_PROBLEM DESCRIPTION_: Please write the listing below out again exactly, leaving every picture behind.

[Chart and figure data]
/---

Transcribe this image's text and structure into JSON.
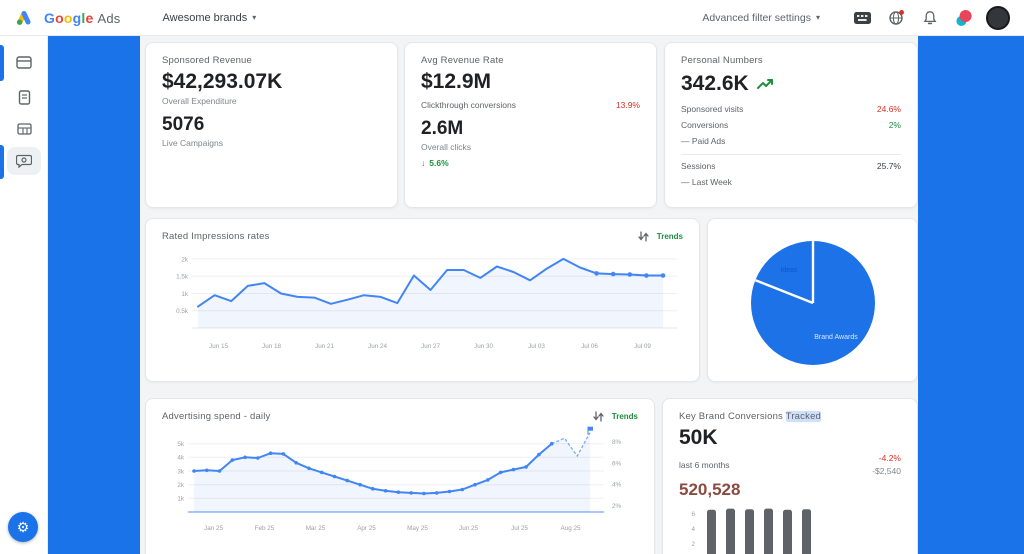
{
  "topbar": {
    "logo": {
      "word": "Google",
      "suffix": "Ads",
      "letter_colors": [
        "#4285f4",
        "#ea4335",
        "#fbbc05",
        "#4285f4",
        "#34a853",
        "#ea4335"
      ]
    },
    "account_label": "Awesome brands",
    "filter_label": "Advanced filter settings",
    "caret": "▾"
  },
  "colors": {
    "accent": "#1a73e8",
    "line": "#4285f4",
    "red": "#d93025",
    "green": "#1e8e3e",
    "maroon": "#8d4a3f",
    "bar_gray": "#5f6368",
    "pie_blue": "#1e72e8"
  },
  "cards": {
    "sponsored": {
      "title": "Sponsored Revenue",
      "value": "$42,293.07K",
      "label1": "Overall Expenditure",
      "value2": "5076",
      "label2": "Live Campaigns"
    },
    "revenue": {
      "title": "Avg Revenue Rate",
      "value": "$12.9M",
      "row1_label": "Clickthrough conversions",
      "row1_delta": "13.9%",
      "value2": "2.6M",
      "label2": "Overall clicks",
      "delta_down": "↓",
      "delta_up": "5.6%"
    },
    "audience": {
      "title": "Personal Numbers",
      "value": "342.6K",
      "rows": [
        {
          "label": "Sponsored visits",
          "value": "24.6%"
        },
        {
          "label": "Conversions",
          "value": "2%"
        },
        {
          "label": "— Paid Ads",
          "value": ""
        }
      ],
      "sessions_label": "Sessions",
      "sessions_value": "25.7%",
      "footnote": "— Last Week"
    },
    "impressions": {
      "trend_label": "Trends"
    },
    "spend": {
      "trend_label": "Trends"
    },
    "conversions": {
      "title_a": "Key Brand Conversions ",
      "title_b": "Tracked",
      "value": "50K",
      "sub": "last 6 months",
      "delta": "-4.2%",
      "delta2": "-$2,540",
      "secondary_value": "520,528"
    }
  },
  "chart_data": [
    {
      "id": "impressions",
      "type": "line",
      "title": "Rated Impressions rates",
      "x": [
        "Jun 15",
        "Jun 18",
        "Jun 21",
        "Jun 24",
        "Jun 27",
        "Jun 30",
        "Jul 03",
        "Jul 06",
        "Jul 09"
      ],
      "values": [
        0.62,
        0.95,
        0.78,
        1.22,
        1.3,
        1.0,
        0.9,
        0.88,
        0.7,
        0.82,
        0.95,
        0.9,
        0.72,
        1.52,
        1.1,
        1.68,
        1.68,
        1.45,
        1.78,
        1.62,
        1.38,
        1.72,
        2.0,
        1.75,
        1.58,
        1.56,
        1.55,
        1.52,
        1.52
      ],
      "ylim": [
        0,
        2.2
      ],
      "yticks": [
        {
          "v": 2,
          "label": "2k"
        },
        {
          "v": 1.5,
          "label": "1.5k"
        },
        {
          "v": 1,
          "label": "1k"
        },
        {
          "v": 0.5,
          "label": "0.5k"
        }
      ],
      "marker_from": 24,
      "legend": "none",
      "grid": true
    },
    {
      "id": "share",
      "type": "pie",
      "title": "",
      "slices": [
        {
          "label": "Brand Awards",
          "value": 81
        },
        {
          "label": "Ideas",
          "value": 19
        }
      ]
    },
    {
      "id": "spend",
      "type": "line",
      "title": "Advertising spend - daily",
      "x": [
        "Jan 25",
        "Feb 25",
        "Mar 25",
        "Apr 25",
        "May 25",
        "Jun 25",
        "Jul 25",
        "Aug 25"
      ],
      "values": [
        3.0,
        3.05,
        3.0,
        3.8,
        4.0,
        3.95,
        4.3,
        4.25,
        3.6,
        3.2,
        2.9,
        2.6,
        2.3,
        2.0,
        1.7,
        1.55,
        1.45,
        1.4,
        1.35,
        1.4,
        1.5,
        1.65,
        2.0,
        2.35,
        2.9,
        3.1,
        3.3,
        4.2,
        5.0,
        5.4,
        4.1,
        5.8
      ],
      "ylim": [
        0,
        6
      ],
      "yticks": [
        {
          "v": 5,
          "label": "5k"
        },
        {
          "v": 4,
          "label": "4k"
        },
        {
          "v": 3,
          "label": "3k"
        },
        {
          "v": 2,
          "label": "2k"
        },
        {
          "v": 1,
          "label": "1k"
        }
      ],
      "right_labels": [
        "8%",
        "6%",
        "4%",
        "2%"
      ],
      "dash_from": 28,
      "dot_all": true,
      "grid": true
    },
    {
      "id": "conversions_bars",
      "type": "bar",
      "title": "",
      "values": [
        6.2,
        6.4,
        6.3,
        6.4,
        6.2,
        6.3
      ],
      "yticks": [
        "6",
        "4",
        "2"
      ]
    }
  ]
}
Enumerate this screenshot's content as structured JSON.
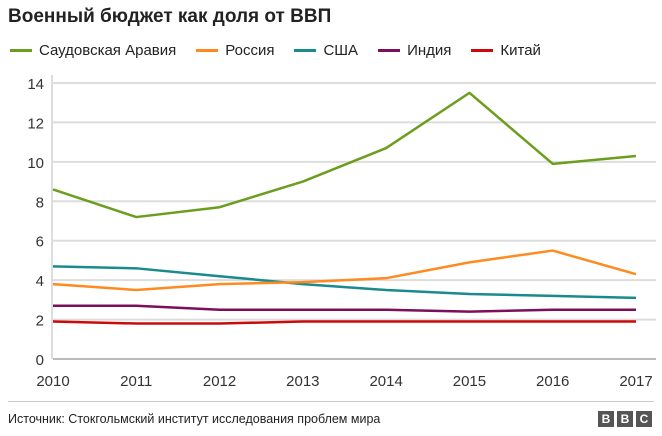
{
  "chart_data": {
    "type": "line",
    "title": "Военный бюджет как доля от ВВП",
    "xlabel": "",
    "ylabel": "",
    "x": [
      2010,
      2011,
      2012,
      2013,
      2014,
      2015,
      2016,
      2017
    ],
    "ylim": [
      0,
      14
    ],
    "yticks": [
      0,
      2,
      4,
      6,
      8,
      10,
      12,
      14
    ],
    "grid": true,
    "legend": "top",
    "series": [
      {
        "name": "Саудовская Аравия",
        "color": "#6b9e1f",
        "values": [
          8.6,
          7.2,
          7.7,
          9.0,
          10.7,
          13.5,
          9.9,
          10.3
        ]
      },
      {
        "name": "Россия",
        "color": "#ff8a1f",
        "values": [
          3.8,
          3.5,
          3.8,
          3.9,
          4.1,
          4.9,
          5.5,
          4.3
        ]
      },
      {
        "name": "США",
        "color": "#1b8a8c",
        "values": [
          4.7,
          4.6,
          4.2,
          3.8,
          3.5,
          3.3,
          3.2,
          3.1
        ]
      },
      {
        "name": "Индия",
        "color": "#7b0f5a",
        "values": [
          2.7,
          2.7,
          2.5,
          2.5,
          2.5,
          2.4,
          2.5,
          2.5
        ]
      },
      {
        "name": "Китай",
        "color": "#cc0a0a",
        "values": [
          1.9,
          1.8,
          1.8,
          1.9,
          1.9,
          1.9,
          1.9,
          1.9
        ]
      }
    ]
  },
  "source": "Источник: Стокгольмский институт исследования проблем мира",
  "logo": "BBC"
}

\---

_FINAL RESULT_:
Transcribe this image's text and structure into JSON.
{
  "topbar": {
    "logo": {
      "word": "Google",
      "suffix": "Ads",
      "letter_colors": [
        "#4285f4",
        "#ea4335",
        "#fbbc05",
        "#4285f4",
        "#34a853",
        "#ea4335"
      ]
    },
    "account_label": "Awesome brands",
    "filter_label": "Advanced filter settings",
    "caret": "▾"
  },
  "colors": {
    "accent": "#1a73e8",
    "line": "#4285f4",
    "red": "#d93025",
    "green": "#1e8e3e",
    "maroon": "#8d4a3f",
    "bar_gray": "#5f6368",
    "pie_blue": "#1e72e8"
  },
  "cards": {
    "sponsored": {
      "title": "Sponsored Revenue",
      "value": "$42,293.07K",
      "label1": "Overall Expenditure",
      "value2": "5076",
      "label2": "Live Campaigns"
    },
    "revenue": {
      "title": "Avg Revenue Rate",
      "value": "$12.9M",
      "row1_label": "Clickthrough conversions",
      "row1_delta": "13.9%",
      "value2": "2.6M",
      "label2": "Overall clicks",
      "delta_down": "↓",
      "delta_up": "5.6%"
    },
    "audience": {
      "title": "Personal Numbers",
      "value": "342.6K",
      "rows": [
        {
          "label": "Sponsored visits",
          "value": "24.6%"
        },
        {
          "label": "Conversions",
          "value": "2%"
        },
        {
          "label": "— Paid Ads",
          "value": ""
        }
      ],
      "sessions_label": "Sessions",
      "sessions_value": "25.7%",
      "footnote": "— Last Week"
    },
    "impressions": {
      "trend_label": "Trends"
    },
    "spend": {
      "trend_label": "Trends"
    },
    "conversions": {
      "title_a": "Key Brand Conversions ",
      "title_b": "Tracked",
      "value": "50K",
      "sub": "last 6 months",
      "delta": "-4.2%",
      "delta2": "-$2,540",
      "secondary_value": "520,528"
    }
  },
  "chart_data": [
    {
      "id": "impressions",
      "type": "line",
      "title": "Rated Impressions rates",
      "x": [
        "Jun 15",
        "Jun 18",
        "Jun 21",
        "Jun 24",
        "Jun 27",
        "Jun 30",
        "Jul 03",
        "Jul 06",
        "Jul 09"
      ],
      "values": [
        0.62,
        0.95,
        0.78,
        1.22,
        1.3,
        1.0,
        0.9,
        0.88,
        0.7,
        0.82,
        0.95,
        0.9,
        0.72,
        1.52,
        1.1,
        1.68,
        1.68,
        1.45,
        1.78,
        1.62,
        1.38,
        1.72,
        2.0,
        1.75,
        1.58,
        1.56,
        1.55,
        1.52,
        1.52
      ],
      "ylim": [
        0,
        2.2
      ],
      "yticks": [
        {
          "v": 2,
          "label": "2k"
        },
        {
          "v": 1.5,
          "label": "1.5k"
        },
        {
          "v": 1,
          "label": "1k"
        },
        {
          "v": 0.5,
          "label": "0.5k"
        }
      ],
      "marker_from": 24,
      "legend": "none",
      "grid": true
    },
    {
      "id": "share",
      "type": "pie",
      "title": "",
      "slices": [
        {
          "label": "Brand Awards",
          "value": 81
        },
        {
          "label": "Ideas",
          "value": 19
        }
      ]
    },
    {
      "id": "spend",
      "type": "line",
      "title": "Advertising spend - daily",
      "x": [
        "Jan 25",
        "Feb 25",
        "Mar 25",
        "Apr 25",
        "May 25",
        "Jun 25",
        "Jul 25",
        "Aug 25"
      ],
      "values": [
        3.0,
        3.05,
        3.0,
        3.8,
        4.0,
        3.95,
        4.3,
        4.25,
        3.6,
        3.2,
        2.9,
        2.6,
        2.3,
        2.0,
        1.7,
        1.55,
        1.45,
        1.4,
        1.35,
        1.4,
        1.5,
        1.65,
        2.0,
        2.35,
        2.9,
        3.1,
        3.3,
        4.2,
        5.0,
        5.4,
        4.1,
        5.8
      ],
      "ylim": [
        0,
        6
      ],
      "yticks": [
        {
          "v": 5,
          "label": "5k"
        },
        {
          "v": 4,
          "label": "4k"
        },
        {
          "v": 3,
          "label": "3k"
        },
        {
          "v": 2,
          "label": "2k"
        },
        {
          "v": 1,
          "label": "1k"
        }
      ],
      "right_labels": [
        "8%",
        "6%",
        "4%",
        "2%"
      ],
      "dash_from": 28,
      "dot_all": true,
      "grid": true
    },
    {
      "id": "conversions_bars",
      "type": "bar",
      "title": "",
      "values": [
        6.2,
        6.4,
        6.3,
        6.4,
        6.2,
        6.3
      ],
      "yticks": [
        "6",
        "4",
        "2"
      ]
    }
  ]
}
Enumerate this screenshot's content as structured JSON.
{
  "chart_data": {
    "type": "line",
    "title": "Военный бюджет как доля от ВВП",
    "xlabel": "",
    "ylabel": "",
    "x": [
      2010,
      2011,
      2012,
      2013,
      2014,
      2015,
      2016,
      2017
    ],
    "ylim": [
      0,
      14
    ],
    "yticks": [
      0,
      2,
      4,
      6,
      8,
      10,
      12,
      14
    ],
    "grid": true,
    "legend": "top",
    "series": [
      {
        "name": "Саудовская Аравия",
        "color": "#6b9e1f",
        "values": [
          8.6,
          7.2,
          7.7,
          9.0,
          10.7,
          13.5,
          9.9,
          10.3
        ]
      },
      {
        "name": "Россия",
        "color": "#ff8a1f",
        "values": [
          3.8,
          3.5,
          3.8,
          3.9,
          4.1,
          4.9,
          5.5,
          4.3
        ]
      },
      {
        "name": "США",
        "color": "#1b8a8c",
        "values": [
          4.7,
          4.6,
          4.2,
          3.8,
          3.5,
          3.3,
          3.2,
          3.1
        ]
      },
      {
        "name": "Индия",
        "color": "#7b0f5a",
        "values": [
          2.7,
          2.7,
          2.5,
          2.5,
          2.5,
          2.4,
          2.5,
          2.5
        ]
      },
      {
        "name": "Китай",
        "color": "#cc0a0a",
        "values": [
          1.9,
          1.8,
          1.8,
          1.9,
          1.9,
          1.9,
          1.9,
          1.9
        ]
      }
    ]
  },
  "source": "Источник: Стокгольмский институт исследования проблем мира",
  "logo": "BBC"
}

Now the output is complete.